#### Extracted information ####

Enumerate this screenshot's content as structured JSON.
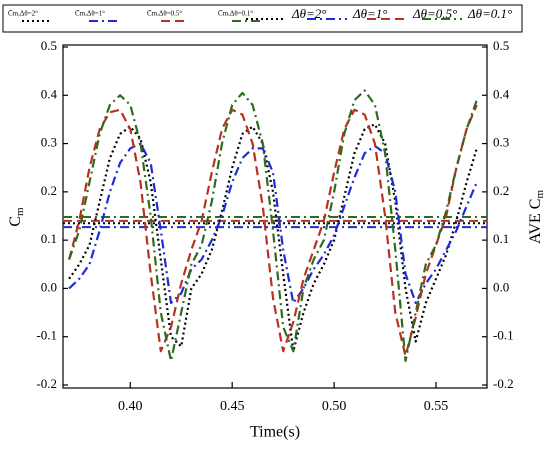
{
  "chart_data": {
    "type": "line",
    "xlabel": "Time(s)",
    "ylabel": "C",
    "ylabel_sub": "m",
    "y2label": "AVE C",
    "y2label_sub": "m",
    "xlim": [
      0.367,
      0.575
    ],
    "xticks": [
      {
        "value": 0.4,
        "label": "0.40"
      },
      {
        "value": 0.45,
        "label": "0.45"
      },
      {
        "value": 0.5,
        "label": "0.50"
      },
      {
        "value": 0.55,
        "label": "0.55"
      }
    ],
    "ylim": [
      -0.2,
      0.5
    ],
    "yticks": [
      -0.2,
      -0.1,
      {
        "value": 0,
        "label": "0.0"
      },
      0.1,
      0.2,
      0.3,
      0.4,
      0.5
    ],
    "y2lim": [
      -0.2,
      0.5
    ],
    "y2ticks": [
      -0.2,
      -0.1,
      {
        "value": 0,
        "label": "0.0"
      },
      0.1,
      0.2,
      0.3,
      0.4,
      0.5
    ],
    "x": [
      0.37,
      0.375,
      0.38,
      0.385,
      0.39,
      0.395,
      0.4,
      0.405,
      0.41,
      0.415,
      0.42,
      0.425,
      0.43,
      0.435,
      0.44,
      0.445,
      0.45,
      0.455,
      0.46,
      0.465,
      0.47,
      0.475,
      0.48,
      0.485,
      0.49,
      0.495,
      0.5,
      0.505,
      0.51,
      0.515,
      0.52,
      0.525,
      0.53,
      0.535,
      0.54,
      0.545,
      0.55,
      0.555,
      0.56,
      0.565,
      0.57
    ],
    "averages": [
      {
        "name": "C̄m,Δθ=2°",
        "color": "#000000",
        "dash": "dot",
        "value": 0.135,
        "axis": "y2"
      },
      {
        "name": "C̄m,Δθ=1°",
        "color": "#1f2bd6",
        "dash": "dashdot",
        "value": 0.127,
        "axis": "y2"
      },
      {
        "name": "C̄m,Δθ=0.5°",
        "color": "#b8321f",
        "dash": "dash",
        "value": 0.14,
        "axis": "y2"
      },
      {
        "name": "C̄m,Δθ=0.1°",
        "color": "#2e6b1f",
        "dash": "dashdot",
        "value": 0.148,
        "axis": "y2"
      }
    ],
    "series": [
      {
        "name": "Δθ=2°",
        "color": "#000000",
        "dash": "dot",
        "values": [
          0.02,
          0.05,
          0.09,
          0.18,
          0.27,
          0.32,
          0.335,
          0.31,
          0.22,
          0.06,
          -0.1,
          -0.12,
          0,
          0.03,
          0.08,
          0.16,
          0.25,
          0.32,
          0.335,
          0.3,
          0.2,
          0.03,
          -0.13,
          -0.05,
          0.01,
          0.05,
          0.1,
          0.19,
          0.28,
          0.33,
          0.34,
          0.3,
          0.18,
          0,
          -0.11,
          -0.03,
          0.02,
          0.07,
          0.14,
          0.22,
          0.29
        ]
      },
      {
        "name": "Δθ=1°",
        "color": "#1f2bd6",
        "dash": "dashdot",
        "values": [
          0,
          0.02,
          0.05,
          0.12,
          0.2,
          0.26,
          0.29,
          0.3,
          0.26,
          0.12,
          -0.03,
          -0.01,
          0.04,
          0.06,
          0.1,
          0.15,
          0.22,
          0.27,
          0.29,
          0.29,
          0.24,
          0.08,
          -0.03,
          0,
          0.04,
          0.07,
          0.11,
          0.17,
          0.23,
          0.28,
          0.295,
          0.28,
          0.2,
          0.03,
          -0.03,
          0.01,
          0.04,
          0.08,
          0.12,
          0.17,
          0.22
        ]
      },
      {
        "name": "Δθ=0.5°",
        "color": "#b8321f",
        "dash": "dash",
        "values": [
          0.06,
          0.14,
          0.25,
          0.33,
          0.365,
          0.37,
          0.33,
          0.22,
          0.03,
          -0.13,
          -0.08,
          0.01,
          0.08,
          0.14,
          0.24,
          0.33,
          0.37,
          0.36,
          0.3,
          0.17,
          -0.02,
          -0.13,
          -0.07,
          0.02,
          0.08,
          0.14,
          0.24,
          0.33,
          0.37,
          0.36,
          0.3,
          0.15,
          -0.05,
          -0.14,
          -0.06,
          0.03,
          0.09,
          0.15,
          0.25,
          0.33,
          0.38
        ]
      },
      {
        "name": "Δθ=0.1°",
        "color": "#2e6b1f",
        "dash": "dashdot",
        "values": [
          0.06,
          0.12,
          0.22,
          0.32,
          0.38,
          0.4,
          0.38,
          0.3,
          0.15,
          -0.05,
          -0.15,
          -0.05,
          0.05,
          0.09,
          0.18,
          0.3,
          0.38,
          0.405,
          0.38,
          0.3,
          0.12,
          -0.08,
          -0.13,
          0,
          0.06,
          0.1,
          0.2,
          0.32,
          0.39,
          0.41,
          0.38,
          0.28,
          0.08,
          -0.15,
          -0.05,
          0.05,
          0.09,
          0.16,
          0.25,
          0.33,
          0.39
        ]
      }
    ]
  }
}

####

§ **What the exercise asks**:
Pictures stay out of the copy; please restate every record above exactly.

§ **Solved problem**:
Enumerate this screenshot's content as structured JSON.
{
  "chart_data": {
    "type": "line",
    "xlabel": "Time(s)",
    "ylabel": "C",
    "ylabel_sub": "m",
    "y2label": "AVE C",
    "y2label_sub": "m",
    "xlim": [
      0.367,
      0.575
    ],
    "xticks": [
      {
        "value": 0.4,
        "label": "0.40"
      },
      {
        "value": 0.45,
        "label": "0.45"
      },
      {
        "value": 0.5,
        "label": "0.50"
      },
      {
        "value": 0.55,
        "label": "0.55"
      }
    ],
    "ylim": [
      -0.2,
      0.5
    ],
    "yticks": [
      -0.2,
      -0.1,
      {
        "value": 0,
        "label": "0.0"
      },
      0.1,
      0.2,
      0.3,
      0.4,
      0.5
    ],
    "y2lim": [
      -0.2,
      0.5
    ],
    "y2ticks": [
      -0.2,
      -0.1,
      {
        "value": 0,
        "label": "0.0"
      },
      0.1,
      0.2,
      0.3,
      0.4,
      0.5
    ],
    "x": [
      0.37,
      0.375,
      0.38,
      0.385,
      0.39,
      0.395,
      0.4,
      0.405,
      0.41,
      0.415,
      0.42,
      0.425,
      0.43,
      0.435,
      0.44,
      0.445,
      0.45,
      0.455,
      0.46,
      0.465,
      0.47,
      0.475,
      0.48,
      0.485,
      0.49,
      0.495,
      0.5,
      0.505,
      0.51,
      0.515,
      0.52,
      0.525,
      0.53,
      0.535,
      0.54,
      0.545,
      0.55,
      0.555,
      0.56,
      0.565,
      0.57
    ],
    "averages": [
      {
        "name": "C̄m,Δθ=2°",
        "color": "#000000",
        "dash": "dot",
        "value": 0.135,
        "axis": "y2"
      },
      {
        "name": "C̄m,Δθ=1°",
        "color": "#1f2bd6",
        "dash": "dashdot",
        "value": 0.127,
        "axis": "y2"
      },
      {
        "name": "C̄m,Δθ=0.5°",
        "color": "#b8321f",
        "dash": "dash",
        "value": 0.14,
        "axis": "y2"
      },
      {
        "name": "C̄m,Δθ=0.1°",
        "color": "#2e6b1f",
        "dash": "dashdot",
        "value": 0.148,
        "axis": "y2"
      }
    ],
    "series": [
      {
        "name": "Δθ=2°",
        "color": "#000000",
        "dash": "dot",
        "values": [
          0.02,
          0.05,
          0.09,
          0.18,
          0.27,
          0.32,
          0.335,
          0.31,
          0.22,
          0.06,
          -0.1,
          -0.12,
          0,
          0.03,
          0.08,
          0.16,
          0.25,
          0.32,
          0.335,
          0.3,
          0.2,
          0.03,
          -0.13,
          -0.05,
          0.01,
          0.05,
          0.1,
          0.19,
          0.28,
          0.33,
          0.34,
          0.3,
          0.18,
          0,
          -0.11,
          -0.03,
          0.02,
          0.07,
          0.14,
          0.22,
          0.29
        ]
      },
      {
        "name": "Δθ=1°",
        "color": "#1f2bd6",
        "dash": "dashdot",
        "values": [
          0,
          0.02,
          0.05,
          0.12,
          0.2,
          0.26,
          0.29,
          0.3,
          0.26,
          0.12,
          -0.03,
          -0.01,
          0.04,
          0.06,
          0.1,
          0.15,
          0.22,
          0.27,
          0.29,
          0.29,
          0.24,
          0.08,
          -0.03,
          0,
          0.04,
          0.07,
          0.11,
          0.17,
          0.23,
          0.28,
          0.295,
          0.28,
          0.2,
          0.03,
          -0.03,
          0.01,
          0.04,
          0.08,
          0.12,
          0.17,
          0.22
        ]
      },
      {
        "name": "Δθ=0.5°",
        "color": "#b8321f",
        "dash": "dash",
        "values": [
          0.06,
          0.14,
          0.25,
          0.33,
          0.365,
          0.37,
          0.33,
          0.22,
          0.03,
          -0.13,
          -0.08,
          0.01,
          0.08,
          0.14,
          0.24,
          0.33,
          0.37,
          0.36,
          0.3,
          0.17,
          -0.02,
          -0.13,
          -0.07,
          0.02,
          0.08,
          0.14,
          0.24,
          0.33,
          0.37,
          0.36,
          0.3,
          0.15,
          -0.05,
          -0.14,
          -0.06,
          0.03,
          0.09,
          0.15,
          0.25,
          0.33,
          0.38
        ]
      },
      {
        "name": "Δθ=0.1°",
        "color": "#2e6b1f",
        "dash": "dashdot",
        "values": [
          0.06,
          0.12,
          0.22,
          0.32,
          0.38,
          0.4,
          0.38,
          0.3,
          0.15,
          -0.05,
          -0.15,
          -0.05,
          0.05,
          0.09,
          0.18,
          0.3,
          0.38,
          0.405,
          0.38,
          0.3,
          0.12,
          -0.08,
          -0.13,
          0,
          0.06,
          0.1,
          0.2,
          0.32,
          0.39,
          0.41,
          0.38,
          0.28,
          0.08,
          -0.15,
          -0.05,
          0.05,
          0.09,
          0.16,
          0.25,
          0.33,
          0.39
        ]
      }
    ]
  }
}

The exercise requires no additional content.